Data entries:
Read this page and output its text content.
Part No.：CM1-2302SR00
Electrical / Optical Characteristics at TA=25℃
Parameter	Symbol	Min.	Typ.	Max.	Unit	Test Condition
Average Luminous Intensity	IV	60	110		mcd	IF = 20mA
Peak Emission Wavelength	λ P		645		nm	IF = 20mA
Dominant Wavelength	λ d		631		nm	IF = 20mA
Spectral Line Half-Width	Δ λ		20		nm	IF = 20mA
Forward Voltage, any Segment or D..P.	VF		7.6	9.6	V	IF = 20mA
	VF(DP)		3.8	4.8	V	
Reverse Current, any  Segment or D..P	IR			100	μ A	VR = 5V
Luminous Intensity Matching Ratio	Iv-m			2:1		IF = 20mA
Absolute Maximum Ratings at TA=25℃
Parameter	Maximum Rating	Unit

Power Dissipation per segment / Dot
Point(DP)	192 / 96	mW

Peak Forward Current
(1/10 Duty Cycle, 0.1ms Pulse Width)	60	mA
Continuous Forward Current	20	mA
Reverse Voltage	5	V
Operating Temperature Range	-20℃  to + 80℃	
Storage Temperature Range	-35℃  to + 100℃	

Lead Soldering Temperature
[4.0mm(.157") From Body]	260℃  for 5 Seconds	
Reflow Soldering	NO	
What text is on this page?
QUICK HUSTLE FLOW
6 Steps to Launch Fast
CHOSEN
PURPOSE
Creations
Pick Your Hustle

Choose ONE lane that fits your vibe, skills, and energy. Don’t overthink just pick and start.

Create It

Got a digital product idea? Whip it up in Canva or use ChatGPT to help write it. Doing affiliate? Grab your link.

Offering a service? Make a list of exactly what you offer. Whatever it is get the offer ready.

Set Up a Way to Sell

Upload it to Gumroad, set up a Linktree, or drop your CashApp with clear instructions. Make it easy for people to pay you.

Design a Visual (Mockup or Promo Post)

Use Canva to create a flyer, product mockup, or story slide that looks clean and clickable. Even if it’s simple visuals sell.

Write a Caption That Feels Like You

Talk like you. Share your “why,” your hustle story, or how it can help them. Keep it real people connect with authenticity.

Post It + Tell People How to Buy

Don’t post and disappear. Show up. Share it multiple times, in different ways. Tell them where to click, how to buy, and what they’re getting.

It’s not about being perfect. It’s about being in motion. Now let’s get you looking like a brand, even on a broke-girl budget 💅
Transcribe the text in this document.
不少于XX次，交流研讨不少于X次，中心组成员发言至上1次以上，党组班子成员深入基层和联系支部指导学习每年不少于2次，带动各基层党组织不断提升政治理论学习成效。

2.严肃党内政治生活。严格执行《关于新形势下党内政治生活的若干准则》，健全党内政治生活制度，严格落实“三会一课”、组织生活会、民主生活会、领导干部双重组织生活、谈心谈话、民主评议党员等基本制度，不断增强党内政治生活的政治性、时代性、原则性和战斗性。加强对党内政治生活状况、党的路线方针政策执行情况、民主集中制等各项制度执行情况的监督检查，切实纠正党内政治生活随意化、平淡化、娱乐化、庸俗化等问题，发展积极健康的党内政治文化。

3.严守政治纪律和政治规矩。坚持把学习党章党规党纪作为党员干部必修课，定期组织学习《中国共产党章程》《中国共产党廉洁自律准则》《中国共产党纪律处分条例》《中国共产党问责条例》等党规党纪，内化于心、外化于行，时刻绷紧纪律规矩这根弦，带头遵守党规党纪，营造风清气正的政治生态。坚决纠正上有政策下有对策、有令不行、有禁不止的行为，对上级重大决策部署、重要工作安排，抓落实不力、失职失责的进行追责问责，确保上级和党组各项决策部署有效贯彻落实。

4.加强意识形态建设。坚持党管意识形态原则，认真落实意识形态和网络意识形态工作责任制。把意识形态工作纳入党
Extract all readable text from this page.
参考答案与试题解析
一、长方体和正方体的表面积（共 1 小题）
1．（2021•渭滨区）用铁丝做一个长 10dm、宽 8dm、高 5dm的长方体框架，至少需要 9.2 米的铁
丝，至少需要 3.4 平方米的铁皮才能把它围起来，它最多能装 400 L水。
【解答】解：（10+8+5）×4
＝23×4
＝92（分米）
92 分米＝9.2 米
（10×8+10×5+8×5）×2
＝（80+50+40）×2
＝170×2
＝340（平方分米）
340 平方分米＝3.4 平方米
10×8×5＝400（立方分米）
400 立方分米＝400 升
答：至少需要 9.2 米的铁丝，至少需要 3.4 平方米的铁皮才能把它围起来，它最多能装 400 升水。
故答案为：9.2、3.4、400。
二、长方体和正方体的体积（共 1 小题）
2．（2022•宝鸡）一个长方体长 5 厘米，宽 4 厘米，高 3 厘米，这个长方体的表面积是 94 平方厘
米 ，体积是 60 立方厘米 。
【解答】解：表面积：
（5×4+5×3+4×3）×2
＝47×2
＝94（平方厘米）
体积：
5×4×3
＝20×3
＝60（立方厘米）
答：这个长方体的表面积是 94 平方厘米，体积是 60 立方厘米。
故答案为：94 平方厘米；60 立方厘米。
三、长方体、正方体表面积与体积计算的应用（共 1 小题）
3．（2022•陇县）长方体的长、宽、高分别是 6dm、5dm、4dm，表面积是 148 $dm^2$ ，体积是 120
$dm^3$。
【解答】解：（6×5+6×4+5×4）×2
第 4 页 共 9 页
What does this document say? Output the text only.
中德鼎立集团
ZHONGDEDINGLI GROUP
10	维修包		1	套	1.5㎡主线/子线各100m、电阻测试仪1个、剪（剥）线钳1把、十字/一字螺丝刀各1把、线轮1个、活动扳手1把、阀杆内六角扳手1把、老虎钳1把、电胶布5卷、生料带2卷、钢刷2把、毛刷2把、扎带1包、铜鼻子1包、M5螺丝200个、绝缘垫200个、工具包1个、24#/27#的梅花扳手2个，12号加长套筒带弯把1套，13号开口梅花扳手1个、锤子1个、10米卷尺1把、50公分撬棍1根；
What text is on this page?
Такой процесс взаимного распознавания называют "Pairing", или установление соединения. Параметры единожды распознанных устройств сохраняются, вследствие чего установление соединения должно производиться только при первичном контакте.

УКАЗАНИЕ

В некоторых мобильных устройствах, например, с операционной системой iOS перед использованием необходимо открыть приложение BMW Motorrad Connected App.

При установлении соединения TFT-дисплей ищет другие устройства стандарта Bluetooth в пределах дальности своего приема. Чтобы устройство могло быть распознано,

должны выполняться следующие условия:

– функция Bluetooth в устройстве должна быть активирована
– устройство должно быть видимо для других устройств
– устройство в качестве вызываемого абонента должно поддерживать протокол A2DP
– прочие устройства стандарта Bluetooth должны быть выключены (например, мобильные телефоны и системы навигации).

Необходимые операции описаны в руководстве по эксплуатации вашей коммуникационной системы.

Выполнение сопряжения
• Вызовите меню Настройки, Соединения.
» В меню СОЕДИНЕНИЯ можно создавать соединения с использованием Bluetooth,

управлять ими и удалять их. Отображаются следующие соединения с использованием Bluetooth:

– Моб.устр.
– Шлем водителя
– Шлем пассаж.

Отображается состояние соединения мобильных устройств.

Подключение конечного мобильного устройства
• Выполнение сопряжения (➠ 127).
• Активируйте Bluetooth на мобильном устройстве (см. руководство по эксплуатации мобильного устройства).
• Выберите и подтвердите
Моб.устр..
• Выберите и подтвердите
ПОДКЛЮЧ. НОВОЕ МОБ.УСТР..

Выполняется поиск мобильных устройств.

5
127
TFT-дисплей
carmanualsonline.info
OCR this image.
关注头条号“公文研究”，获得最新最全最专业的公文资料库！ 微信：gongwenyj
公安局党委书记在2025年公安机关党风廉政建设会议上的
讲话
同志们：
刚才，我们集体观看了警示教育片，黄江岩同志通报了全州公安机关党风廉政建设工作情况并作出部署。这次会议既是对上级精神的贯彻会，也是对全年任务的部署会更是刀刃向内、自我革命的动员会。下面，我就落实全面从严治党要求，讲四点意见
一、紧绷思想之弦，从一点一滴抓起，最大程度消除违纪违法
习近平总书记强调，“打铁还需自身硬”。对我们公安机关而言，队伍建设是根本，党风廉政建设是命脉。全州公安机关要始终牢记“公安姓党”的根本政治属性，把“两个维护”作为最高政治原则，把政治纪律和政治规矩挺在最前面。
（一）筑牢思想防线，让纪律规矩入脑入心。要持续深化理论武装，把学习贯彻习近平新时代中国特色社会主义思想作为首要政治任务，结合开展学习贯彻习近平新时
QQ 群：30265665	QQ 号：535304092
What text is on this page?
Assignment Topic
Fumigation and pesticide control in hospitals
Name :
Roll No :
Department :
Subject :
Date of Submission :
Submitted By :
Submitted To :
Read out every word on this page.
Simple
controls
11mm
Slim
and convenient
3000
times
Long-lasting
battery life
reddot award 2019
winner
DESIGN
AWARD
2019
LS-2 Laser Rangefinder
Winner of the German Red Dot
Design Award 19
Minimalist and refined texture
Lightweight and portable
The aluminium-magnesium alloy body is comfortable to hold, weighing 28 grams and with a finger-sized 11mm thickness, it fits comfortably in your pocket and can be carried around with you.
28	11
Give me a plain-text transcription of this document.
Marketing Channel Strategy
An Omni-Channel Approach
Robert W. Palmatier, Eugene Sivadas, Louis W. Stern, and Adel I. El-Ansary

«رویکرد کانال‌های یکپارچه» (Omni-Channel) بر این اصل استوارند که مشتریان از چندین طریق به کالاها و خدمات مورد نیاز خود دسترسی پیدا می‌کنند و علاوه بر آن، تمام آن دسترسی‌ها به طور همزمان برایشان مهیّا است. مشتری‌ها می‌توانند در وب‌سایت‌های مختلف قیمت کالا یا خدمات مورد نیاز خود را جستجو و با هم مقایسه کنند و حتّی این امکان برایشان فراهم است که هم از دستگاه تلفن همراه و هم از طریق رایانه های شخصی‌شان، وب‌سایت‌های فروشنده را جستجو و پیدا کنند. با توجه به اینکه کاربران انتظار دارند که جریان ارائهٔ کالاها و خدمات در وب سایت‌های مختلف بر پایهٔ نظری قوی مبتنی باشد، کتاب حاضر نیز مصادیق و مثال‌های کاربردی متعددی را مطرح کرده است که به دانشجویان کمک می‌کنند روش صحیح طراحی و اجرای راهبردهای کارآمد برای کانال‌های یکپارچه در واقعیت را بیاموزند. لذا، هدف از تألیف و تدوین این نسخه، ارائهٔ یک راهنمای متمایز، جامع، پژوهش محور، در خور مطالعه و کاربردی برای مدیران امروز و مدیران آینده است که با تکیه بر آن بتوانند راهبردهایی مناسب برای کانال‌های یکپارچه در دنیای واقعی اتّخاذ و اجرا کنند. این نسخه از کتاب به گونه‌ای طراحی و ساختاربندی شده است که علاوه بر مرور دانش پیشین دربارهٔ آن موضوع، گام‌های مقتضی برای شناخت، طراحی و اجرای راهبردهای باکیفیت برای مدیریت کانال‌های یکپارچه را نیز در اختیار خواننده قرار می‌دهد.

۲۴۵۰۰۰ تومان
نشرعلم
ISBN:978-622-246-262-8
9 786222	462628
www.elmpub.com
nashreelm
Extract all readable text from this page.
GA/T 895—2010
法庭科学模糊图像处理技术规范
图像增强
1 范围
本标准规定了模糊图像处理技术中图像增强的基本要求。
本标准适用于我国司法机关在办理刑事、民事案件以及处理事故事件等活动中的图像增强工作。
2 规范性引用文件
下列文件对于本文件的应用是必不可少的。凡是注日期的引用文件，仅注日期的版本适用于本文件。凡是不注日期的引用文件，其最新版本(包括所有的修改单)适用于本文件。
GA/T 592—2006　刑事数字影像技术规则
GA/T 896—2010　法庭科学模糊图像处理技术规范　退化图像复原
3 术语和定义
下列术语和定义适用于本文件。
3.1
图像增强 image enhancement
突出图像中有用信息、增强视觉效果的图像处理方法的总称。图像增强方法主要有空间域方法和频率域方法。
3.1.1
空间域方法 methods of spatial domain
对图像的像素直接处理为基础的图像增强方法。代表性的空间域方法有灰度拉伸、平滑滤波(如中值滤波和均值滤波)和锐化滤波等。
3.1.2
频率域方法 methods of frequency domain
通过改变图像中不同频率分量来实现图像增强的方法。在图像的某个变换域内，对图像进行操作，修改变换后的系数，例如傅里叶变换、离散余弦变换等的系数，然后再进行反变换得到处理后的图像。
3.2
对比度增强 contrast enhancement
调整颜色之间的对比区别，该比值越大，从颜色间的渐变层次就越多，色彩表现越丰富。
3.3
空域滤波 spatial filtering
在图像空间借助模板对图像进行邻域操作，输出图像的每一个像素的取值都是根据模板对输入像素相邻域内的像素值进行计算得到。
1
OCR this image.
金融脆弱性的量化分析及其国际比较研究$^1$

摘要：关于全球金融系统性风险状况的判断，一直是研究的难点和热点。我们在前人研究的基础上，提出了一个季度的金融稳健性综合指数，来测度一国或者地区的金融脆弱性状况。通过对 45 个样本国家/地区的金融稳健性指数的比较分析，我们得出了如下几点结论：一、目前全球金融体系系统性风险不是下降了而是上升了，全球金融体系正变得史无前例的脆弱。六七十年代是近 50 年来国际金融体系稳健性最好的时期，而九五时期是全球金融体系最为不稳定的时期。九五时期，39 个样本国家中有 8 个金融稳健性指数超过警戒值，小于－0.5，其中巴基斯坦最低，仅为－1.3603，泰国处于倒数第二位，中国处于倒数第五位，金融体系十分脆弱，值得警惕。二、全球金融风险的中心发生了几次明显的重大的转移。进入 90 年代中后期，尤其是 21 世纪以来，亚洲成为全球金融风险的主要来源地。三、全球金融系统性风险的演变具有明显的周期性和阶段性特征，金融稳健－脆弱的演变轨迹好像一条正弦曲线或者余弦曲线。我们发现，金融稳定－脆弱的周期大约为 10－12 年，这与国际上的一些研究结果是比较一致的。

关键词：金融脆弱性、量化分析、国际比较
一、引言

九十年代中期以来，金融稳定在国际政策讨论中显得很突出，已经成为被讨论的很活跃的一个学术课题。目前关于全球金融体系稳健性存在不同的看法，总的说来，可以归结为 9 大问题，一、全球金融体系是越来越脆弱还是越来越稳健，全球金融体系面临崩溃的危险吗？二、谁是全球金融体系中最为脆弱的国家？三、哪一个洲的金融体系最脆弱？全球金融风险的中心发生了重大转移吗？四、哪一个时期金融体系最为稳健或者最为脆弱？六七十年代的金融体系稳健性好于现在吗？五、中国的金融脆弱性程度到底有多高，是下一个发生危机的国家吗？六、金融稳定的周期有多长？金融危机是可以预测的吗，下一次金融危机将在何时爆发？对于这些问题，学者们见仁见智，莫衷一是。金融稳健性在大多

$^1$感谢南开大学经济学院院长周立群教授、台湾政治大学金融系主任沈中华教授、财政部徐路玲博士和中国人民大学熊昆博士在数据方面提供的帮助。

(Goal) Select and copy every line from the records that includes the word "product".

(Full output)
Got a digital product idea? Whip it up in Canva or use ChatGPT to help write it. Doing affiliate? Grab your link.
Use Canva to create a flyer, product mockup, or story slide that looks clean and clickable. Even if it’s simple visuals sell.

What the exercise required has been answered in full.